• _TASK REQUIREMENTS_
Determine the number of lines in the listing below where the string "comment" occurs; answer with the number alone.

(Stored data)
━━━━━━━━━━━━━━━━
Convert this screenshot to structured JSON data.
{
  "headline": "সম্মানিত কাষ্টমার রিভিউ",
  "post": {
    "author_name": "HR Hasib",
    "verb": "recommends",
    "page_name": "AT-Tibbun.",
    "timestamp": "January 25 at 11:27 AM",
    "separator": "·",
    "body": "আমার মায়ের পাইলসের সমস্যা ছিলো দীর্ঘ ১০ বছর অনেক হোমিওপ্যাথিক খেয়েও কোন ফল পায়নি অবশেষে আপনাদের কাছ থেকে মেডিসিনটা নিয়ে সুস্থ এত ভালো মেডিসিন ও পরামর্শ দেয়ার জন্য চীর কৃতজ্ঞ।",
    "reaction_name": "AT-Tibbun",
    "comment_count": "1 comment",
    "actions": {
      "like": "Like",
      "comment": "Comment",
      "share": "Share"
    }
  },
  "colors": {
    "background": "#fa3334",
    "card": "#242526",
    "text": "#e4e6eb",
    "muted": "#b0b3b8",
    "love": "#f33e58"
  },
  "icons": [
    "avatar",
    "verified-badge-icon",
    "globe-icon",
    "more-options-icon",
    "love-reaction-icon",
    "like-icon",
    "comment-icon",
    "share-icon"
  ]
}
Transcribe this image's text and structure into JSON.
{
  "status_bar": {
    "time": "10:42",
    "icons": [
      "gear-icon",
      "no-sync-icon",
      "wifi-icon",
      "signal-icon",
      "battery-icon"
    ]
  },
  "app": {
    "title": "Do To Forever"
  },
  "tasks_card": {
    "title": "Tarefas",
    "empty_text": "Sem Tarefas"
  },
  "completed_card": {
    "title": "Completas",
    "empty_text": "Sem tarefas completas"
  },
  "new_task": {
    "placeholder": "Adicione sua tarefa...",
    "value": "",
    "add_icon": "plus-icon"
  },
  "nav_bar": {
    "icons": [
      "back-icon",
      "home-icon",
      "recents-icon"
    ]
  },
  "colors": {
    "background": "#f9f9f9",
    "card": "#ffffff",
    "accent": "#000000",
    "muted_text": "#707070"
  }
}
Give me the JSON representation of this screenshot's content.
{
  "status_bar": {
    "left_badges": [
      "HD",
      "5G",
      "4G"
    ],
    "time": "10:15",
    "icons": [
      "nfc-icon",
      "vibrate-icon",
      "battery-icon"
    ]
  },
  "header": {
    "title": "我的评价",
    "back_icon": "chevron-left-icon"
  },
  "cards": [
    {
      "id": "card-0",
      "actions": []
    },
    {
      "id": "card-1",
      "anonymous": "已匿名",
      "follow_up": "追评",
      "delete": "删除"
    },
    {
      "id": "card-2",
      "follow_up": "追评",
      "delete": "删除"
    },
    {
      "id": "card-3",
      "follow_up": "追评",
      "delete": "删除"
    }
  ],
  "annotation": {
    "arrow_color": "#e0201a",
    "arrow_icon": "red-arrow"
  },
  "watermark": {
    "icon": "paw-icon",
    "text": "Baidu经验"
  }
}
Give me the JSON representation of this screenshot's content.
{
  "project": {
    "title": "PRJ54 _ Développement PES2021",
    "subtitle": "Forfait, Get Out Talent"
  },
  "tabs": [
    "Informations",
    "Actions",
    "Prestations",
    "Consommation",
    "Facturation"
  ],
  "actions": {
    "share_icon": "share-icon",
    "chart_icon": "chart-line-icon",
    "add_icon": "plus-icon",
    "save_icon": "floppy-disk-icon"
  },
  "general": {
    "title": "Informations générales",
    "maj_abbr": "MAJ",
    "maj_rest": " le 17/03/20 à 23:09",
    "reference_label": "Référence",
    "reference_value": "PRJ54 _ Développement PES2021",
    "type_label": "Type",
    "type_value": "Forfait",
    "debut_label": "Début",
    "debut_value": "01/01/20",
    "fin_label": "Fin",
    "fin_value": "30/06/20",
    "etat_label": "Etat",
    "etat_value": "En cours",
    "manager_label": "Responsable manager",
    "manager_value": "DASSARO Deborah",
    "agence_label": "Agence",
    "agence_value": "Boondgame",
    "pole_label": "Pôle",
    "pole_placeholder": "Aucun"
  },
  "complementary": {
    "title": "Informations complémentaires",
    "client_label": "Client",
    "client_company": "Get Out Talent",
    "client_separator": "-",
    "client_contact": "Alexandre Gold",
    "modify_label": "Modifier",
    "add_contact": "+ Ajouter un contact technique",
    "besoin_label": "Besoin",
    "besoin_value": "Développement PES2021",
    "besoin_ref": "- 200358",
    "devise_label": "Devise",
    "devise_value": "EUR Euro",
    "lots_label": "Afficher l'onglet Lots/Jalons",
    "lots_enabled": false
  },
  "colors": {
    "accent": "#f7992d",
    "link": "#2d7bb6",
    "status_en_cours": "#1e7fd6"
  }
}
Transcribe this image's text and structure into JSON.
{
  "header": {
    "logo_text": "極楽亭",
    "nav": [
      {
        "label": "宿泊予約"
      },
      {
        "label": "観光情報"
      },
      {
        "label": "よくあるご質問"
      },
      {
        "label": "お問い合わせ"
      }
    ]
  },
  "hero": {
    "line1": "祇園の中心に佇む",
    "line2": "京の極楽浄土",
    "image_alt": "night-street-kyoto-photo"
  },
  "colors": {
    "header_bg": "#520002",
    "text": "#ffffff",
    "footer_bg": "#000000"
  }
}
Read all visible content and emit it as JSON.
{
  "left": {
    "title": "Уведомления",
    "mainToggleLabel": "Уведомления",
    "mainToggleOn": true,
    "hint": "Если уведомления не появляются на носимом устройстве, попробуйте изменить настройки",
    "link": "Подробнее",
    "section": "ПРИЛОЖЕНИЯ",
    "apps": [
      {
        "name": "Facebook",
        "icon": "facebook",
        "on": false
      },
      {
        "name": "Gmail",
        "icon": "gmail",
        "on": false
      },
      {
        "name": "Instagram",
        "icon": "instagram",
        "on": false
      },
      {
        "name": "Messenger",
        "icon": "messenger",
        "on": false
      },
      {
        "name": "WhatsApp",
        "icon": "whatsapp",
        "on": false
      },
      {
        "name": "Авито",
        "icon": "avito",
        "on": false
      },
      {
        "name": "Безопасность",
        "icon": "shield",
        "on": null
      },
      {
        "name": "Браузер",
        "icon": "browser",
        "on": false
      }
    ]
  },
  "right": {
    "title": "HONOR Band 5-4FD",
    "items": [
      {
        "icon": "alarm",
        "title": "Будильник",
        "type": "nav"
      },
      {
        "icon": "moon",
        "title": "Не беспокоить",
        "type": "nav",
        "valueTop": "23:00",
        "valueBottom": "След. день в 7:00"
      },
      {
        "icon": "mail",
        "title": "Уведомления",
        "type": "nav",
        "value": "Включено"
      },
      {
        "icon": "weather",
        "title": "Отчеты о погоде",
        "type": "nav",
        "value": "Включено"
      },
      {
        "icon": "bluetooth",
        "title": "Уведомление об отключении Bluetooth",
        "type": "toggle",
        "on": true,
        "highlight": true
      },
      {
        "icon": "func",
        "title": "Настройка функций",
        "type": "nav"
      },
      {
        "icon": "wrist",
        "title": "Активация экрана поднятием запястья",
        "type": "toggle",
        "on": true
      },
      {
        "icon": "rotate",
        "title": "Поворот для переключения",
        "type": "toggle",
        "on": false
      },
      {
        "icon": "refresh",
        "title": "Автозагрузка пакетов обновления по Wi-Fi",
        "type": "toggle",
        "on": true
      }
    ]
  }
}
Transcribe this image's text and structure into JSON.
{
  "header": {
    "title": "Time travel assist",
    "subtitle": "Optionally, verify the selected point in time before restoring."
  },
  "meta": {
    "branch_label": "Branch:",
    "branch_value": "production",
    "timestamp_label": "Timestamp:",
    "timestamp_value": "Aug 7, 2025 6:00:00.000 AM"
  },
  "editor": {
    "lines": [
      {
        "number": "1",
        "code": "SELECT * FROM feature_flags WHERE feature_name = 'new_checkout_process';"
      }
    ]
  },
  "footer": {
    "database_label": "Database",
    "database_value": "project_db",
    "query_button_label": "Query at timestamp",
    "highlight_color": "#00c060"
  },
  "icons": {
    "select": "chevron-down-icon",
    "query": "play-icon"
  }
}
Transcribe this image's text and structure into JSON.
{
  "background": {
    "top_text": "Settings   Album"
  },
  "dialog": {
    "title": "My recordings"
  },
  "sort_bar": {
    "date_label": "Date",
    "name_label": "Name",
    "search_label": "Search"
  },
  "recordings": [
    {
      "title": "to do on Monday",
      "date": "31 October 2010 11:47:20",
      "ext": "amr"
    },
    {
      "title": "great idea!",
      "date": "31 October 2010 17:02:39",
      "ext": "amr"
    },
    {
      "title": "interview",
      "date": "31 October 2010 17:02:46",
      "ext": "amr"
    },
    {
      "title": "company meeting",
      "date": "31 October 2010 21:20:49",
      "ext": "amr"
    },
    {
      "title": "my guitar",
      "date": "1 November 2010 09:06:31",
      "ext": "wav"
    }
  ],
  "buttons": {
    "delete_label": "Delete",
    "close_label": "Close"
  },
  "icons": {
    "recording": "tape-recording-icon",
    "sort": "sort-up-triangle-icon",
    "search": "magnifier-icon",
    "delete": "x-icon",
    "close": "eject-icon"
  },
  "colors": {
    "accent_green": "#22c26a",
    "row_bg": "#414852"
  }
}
━━━━━━━━━━━━━━━━
• _REPLY TO THE EXERCISE_
3